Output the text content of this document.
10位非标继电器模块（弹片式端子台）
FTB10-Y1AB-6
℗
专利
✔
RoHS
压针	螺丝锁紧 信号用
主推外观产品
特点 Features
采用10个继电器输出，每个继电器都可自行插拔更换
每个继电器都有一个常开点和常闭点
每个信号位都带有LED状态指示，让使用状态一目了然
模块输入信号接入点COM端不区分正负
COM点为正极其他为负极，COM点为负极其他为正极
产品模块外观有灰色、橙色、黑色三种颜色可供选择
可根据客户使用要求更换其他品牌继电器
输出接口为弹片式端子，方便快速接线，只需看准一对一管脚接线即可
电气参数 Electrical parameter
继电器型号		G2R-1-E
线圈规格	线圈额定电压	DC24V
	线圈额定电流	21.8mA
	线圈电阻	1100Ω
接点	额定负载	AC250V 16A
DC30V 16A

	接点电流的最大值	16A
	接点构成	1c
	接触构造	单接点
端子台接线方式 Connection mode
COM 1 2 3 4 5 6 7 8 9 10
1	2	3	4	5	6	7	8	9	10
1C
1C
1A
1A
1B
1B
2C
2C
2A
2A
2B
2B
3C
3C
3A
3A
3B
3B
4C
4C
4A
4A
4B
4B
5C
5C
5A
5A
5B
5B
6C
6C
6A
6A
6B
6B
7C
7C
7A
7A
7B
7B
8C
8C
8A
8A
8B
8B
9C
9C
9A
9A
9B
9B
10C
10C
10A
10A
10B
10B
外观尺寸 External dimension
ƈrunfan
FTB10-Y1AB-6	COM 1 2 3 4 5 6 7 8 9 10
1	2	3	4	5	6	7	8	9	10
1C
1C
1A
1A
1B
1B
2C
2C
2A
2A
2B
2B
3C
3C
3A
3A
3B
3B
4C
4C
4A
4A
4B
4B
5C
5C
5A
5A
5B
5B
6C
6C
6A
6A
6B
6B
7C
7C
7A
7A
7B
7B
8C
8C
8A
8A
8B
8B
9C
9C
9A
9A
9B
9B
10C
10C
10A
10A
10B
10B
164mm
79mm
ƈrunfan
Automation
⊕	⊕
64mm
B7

⁂

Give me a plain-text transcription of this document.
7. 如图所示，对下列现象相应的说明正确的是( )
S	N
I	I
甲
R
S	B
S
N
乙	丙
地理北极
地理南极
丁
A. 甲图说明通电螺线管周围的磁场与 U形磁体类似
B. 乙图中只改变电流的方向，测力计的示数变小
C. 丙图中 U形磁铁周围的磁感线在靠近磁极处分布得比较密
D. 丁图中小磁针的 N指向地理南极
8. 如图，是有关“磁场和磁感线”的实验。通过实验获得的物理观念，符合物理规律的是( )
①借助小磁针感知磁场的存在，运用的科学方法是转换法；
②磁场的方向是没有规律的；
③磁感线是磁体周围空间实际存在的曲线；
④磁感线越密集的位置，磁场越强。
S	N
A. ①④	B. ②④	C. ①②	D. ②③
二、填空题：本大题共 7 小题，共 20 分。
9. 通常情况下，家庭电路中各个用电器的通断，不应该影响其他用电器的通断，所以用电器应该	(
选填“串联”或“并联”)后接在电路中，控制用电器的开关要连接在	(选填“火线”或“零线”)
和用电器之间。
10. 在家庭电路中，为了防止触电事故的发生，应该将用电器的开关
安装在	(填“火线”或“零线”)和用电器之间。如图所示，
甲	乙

⁂

» **Set task**: Gather up the lines that contain the word "如图所示".

» **Answer to this exercise**:
7. 如图所示，对下列现象相应的说明正确的是( )
安装在	(填“火线”或“零线”)和用电器之间。如图所示，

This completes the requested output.